--- Extracted data ---
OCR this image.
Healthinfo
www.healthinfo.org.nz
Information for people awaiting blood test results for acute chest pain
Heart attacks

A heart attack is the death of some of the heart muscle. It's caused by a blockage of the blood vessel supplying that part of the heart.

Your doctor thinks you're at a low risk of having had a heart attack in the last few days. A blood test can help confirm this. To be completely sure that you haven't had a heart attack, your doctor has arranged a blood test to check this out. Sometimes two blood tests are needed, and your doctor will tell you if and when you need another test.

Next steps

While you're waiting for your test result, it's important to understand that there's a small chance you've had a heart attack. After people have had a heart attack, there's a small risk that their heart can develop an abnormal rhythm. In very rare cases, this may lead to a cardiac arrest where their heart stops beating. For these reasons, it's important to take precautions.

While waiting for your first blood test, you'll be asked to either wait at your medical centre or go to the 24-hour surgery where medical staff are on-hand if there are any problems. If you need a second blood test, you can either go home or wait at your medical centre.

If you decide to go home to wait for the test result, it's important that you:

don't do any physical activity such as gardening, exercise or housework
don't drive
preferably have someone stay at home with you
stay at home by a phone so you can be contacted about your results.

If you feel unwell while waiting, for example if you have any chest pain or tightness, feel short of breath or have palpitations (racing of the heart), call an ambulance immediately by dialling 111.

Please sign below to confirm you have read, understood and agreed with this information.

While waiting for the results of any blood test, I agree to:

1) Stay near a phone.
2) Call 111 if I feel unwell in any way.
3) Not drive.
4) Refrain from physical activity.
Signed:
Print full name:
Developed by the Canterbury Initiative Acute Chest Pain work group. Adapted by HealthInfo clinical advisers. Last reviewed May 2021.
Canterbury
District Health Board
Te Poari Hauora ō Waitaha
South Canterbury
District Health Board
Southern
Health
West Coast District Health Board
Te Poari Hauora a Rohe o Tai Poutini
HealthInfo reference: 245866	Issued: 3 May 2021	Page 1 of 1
---
--- Extracted data ---
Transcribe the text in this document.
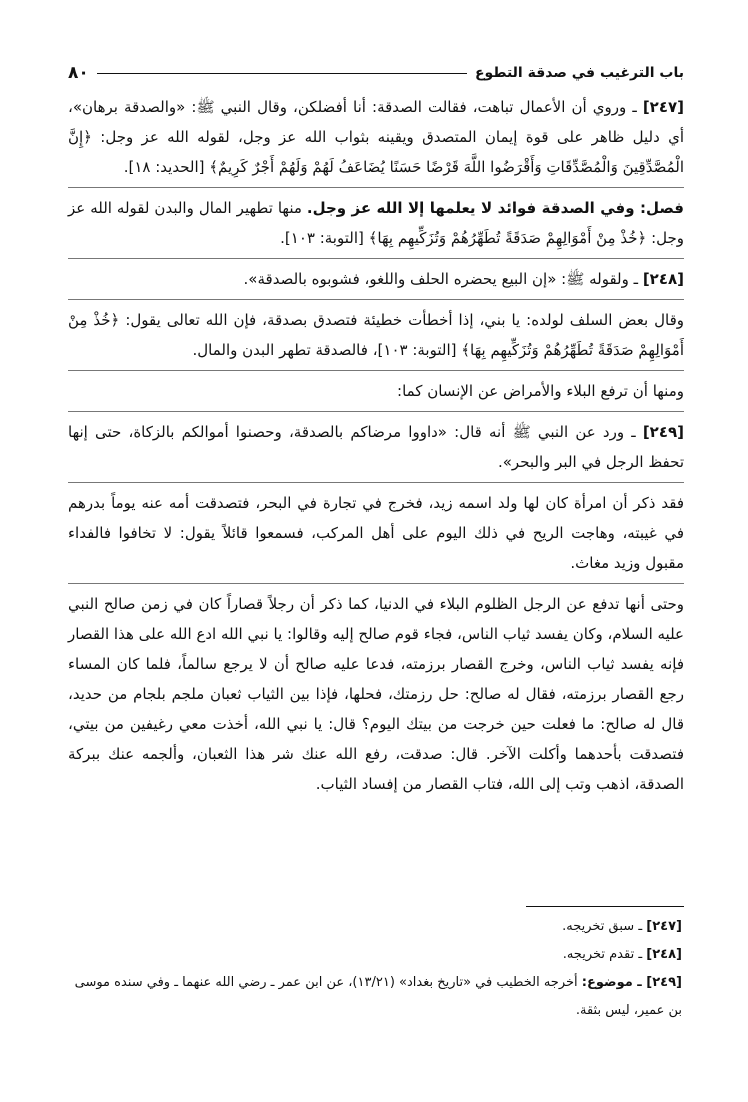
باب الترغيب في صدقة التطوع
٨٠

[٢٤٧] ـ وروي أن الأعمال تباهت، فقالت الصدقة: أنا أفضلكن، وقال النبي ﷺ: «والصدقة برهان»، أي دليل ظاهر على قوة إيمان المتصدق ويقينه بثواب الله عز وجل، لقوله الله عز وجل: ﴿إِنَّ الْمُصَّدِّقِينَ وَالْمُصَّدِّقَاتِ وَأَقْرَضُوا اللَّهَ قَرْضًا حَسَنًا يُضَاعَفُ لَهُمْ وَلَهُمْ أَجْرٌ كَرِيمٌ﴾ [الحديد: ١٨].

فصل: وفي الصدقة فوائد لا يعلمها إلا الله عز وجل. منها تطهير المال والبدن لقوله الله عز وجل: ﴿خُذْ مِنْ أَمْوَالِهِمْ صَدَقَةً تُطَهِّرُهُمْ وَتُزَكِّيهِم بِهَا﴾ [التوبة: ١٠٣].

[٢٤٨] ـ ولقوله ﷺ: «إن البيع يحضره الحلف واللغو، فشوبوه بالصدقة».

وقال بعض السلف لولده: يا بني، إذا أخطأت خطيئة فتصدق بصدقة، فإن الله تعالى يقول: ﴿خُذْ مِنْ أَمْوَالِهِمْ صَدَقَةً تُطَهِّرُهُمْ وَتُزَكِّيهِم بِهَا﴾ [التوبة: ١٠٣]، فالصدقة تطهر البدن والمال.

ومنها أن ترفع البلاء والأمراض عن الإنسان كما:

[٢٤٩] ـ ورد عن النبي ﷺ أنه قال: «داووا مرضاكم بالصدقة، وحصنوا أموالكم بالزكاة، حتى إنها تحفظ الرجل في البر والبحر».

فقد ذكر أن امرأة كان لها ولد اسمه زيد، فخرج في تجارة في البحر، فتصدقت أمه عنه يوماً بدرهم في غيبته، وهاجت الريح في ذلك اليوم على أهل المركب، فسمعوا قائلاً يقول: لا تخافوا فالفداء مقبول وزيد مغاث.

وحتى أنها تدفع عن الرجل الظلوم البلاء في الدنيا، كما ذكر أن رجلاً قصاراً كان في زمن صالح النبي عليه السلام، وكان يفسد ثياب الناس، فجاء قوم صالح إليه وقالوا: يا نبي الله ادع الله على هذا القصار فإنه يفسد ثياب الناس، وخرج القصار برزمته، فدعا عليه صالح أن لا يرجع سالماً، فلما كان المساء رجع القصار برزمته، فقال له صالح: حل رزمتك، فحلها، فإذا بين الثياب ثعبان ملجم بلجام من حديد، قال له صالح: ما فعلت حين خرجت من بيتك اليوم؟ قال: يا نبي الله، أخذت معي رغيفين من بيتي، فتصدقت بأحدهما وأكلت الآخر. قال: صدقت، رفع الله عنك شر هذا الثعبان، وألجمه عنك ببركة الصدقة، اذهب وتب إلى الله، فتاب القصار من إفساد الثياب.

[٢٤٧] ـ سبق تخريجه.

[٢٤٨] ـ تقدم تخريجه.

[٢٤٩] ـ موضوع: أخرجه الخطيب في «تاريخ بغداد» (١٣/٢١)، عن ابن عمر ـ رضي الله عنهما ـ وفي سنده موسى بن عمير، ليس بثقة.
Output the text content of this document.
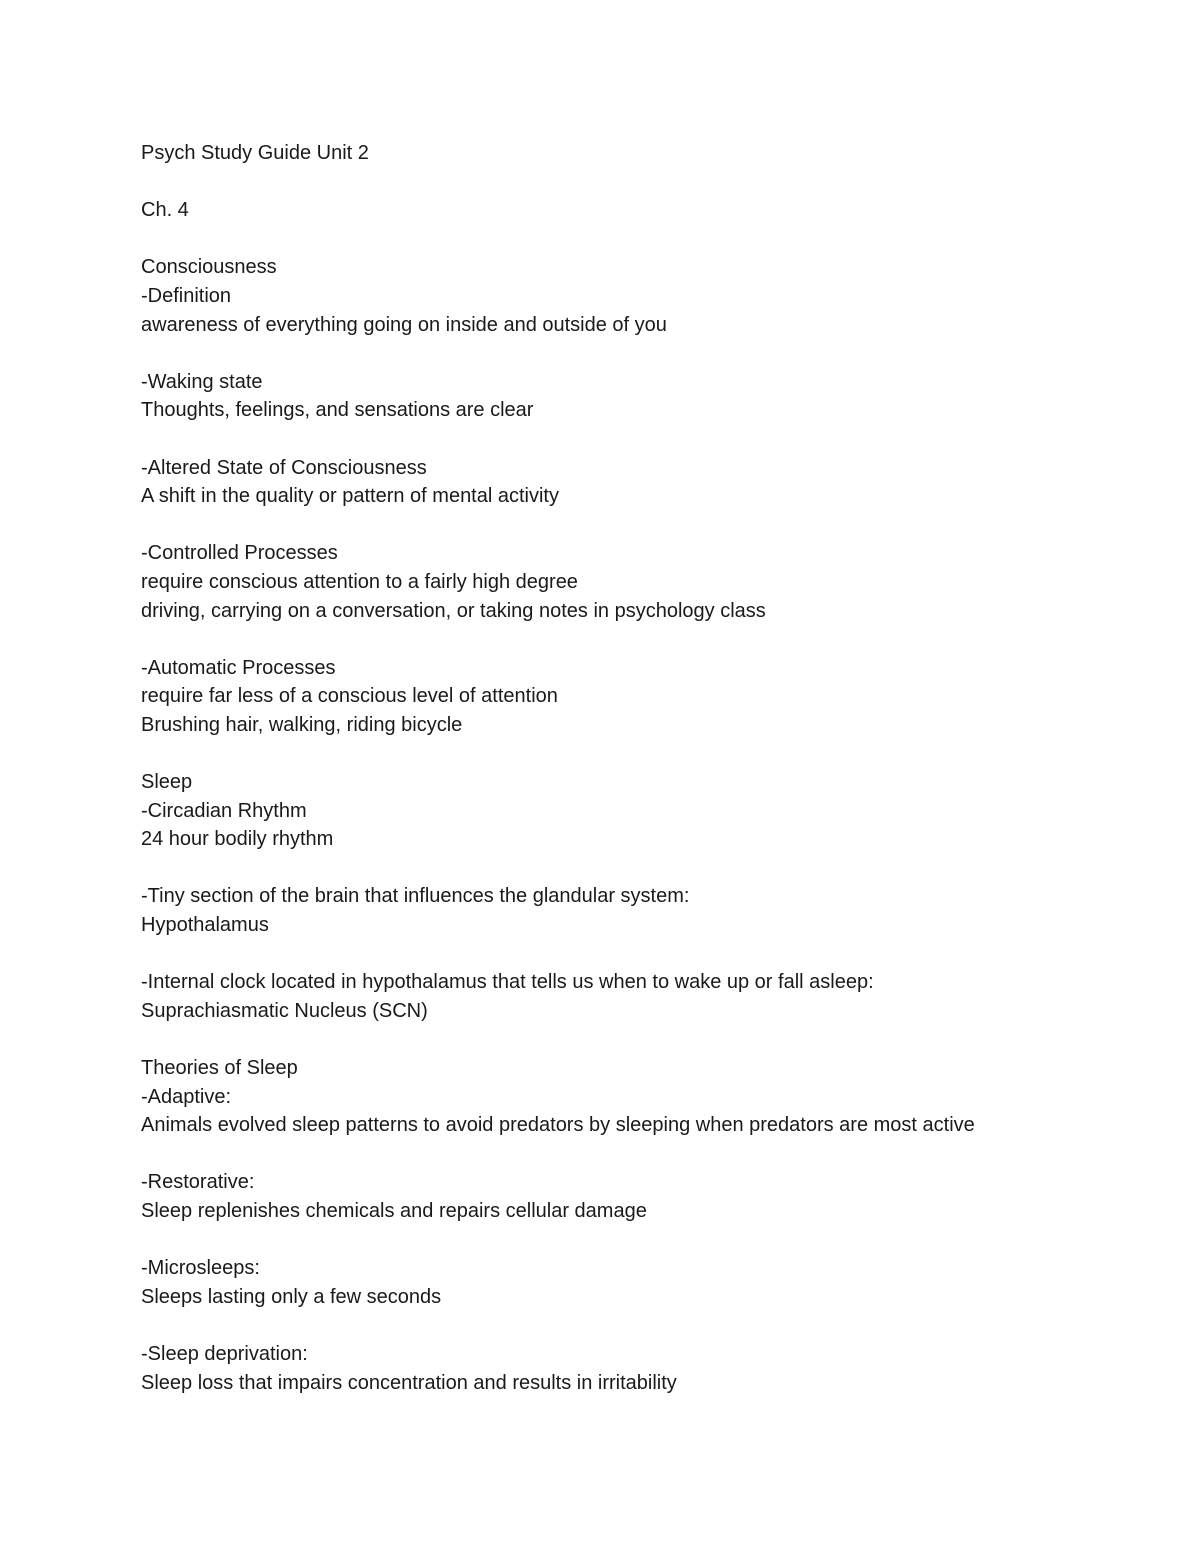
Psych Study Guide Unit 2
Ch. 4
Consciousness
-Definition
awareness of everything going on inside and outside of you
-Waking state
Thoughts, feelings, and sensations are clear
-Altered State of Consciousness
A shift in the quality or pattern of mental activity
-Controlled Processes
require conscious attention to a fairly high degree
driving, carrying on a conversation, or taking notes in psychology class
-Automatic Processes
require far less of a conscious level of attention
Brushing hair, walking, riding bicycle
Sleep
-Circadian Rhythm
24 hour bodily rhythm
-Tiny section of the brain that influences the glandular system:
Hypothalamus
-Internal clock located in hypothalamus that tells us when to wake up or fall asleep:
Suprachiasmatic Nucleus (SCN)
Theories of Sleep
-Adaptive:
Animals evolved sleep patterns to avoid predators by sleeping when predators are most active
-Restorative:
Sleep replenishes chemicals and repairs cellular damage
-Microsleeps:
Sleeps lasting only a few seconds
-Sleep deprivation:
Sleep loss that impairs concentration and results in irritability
---
Objective: Report every line in the data above in which the word "بالصدقة" appears.

Answer for this exercise:
[٢٤٨] ـ ولقوله ﷺ: «إن البيع يحضره الحلف واللغو، فشوبوه بالصدقة».
[٢٤٩] ـ ورد عن النبي ﷺ أنه قال: «داووا مرضاكم بالصدقة، وحصنوا أموالكم بالزكاة، حتى إنها تحفظ الرجل في البر والبحر».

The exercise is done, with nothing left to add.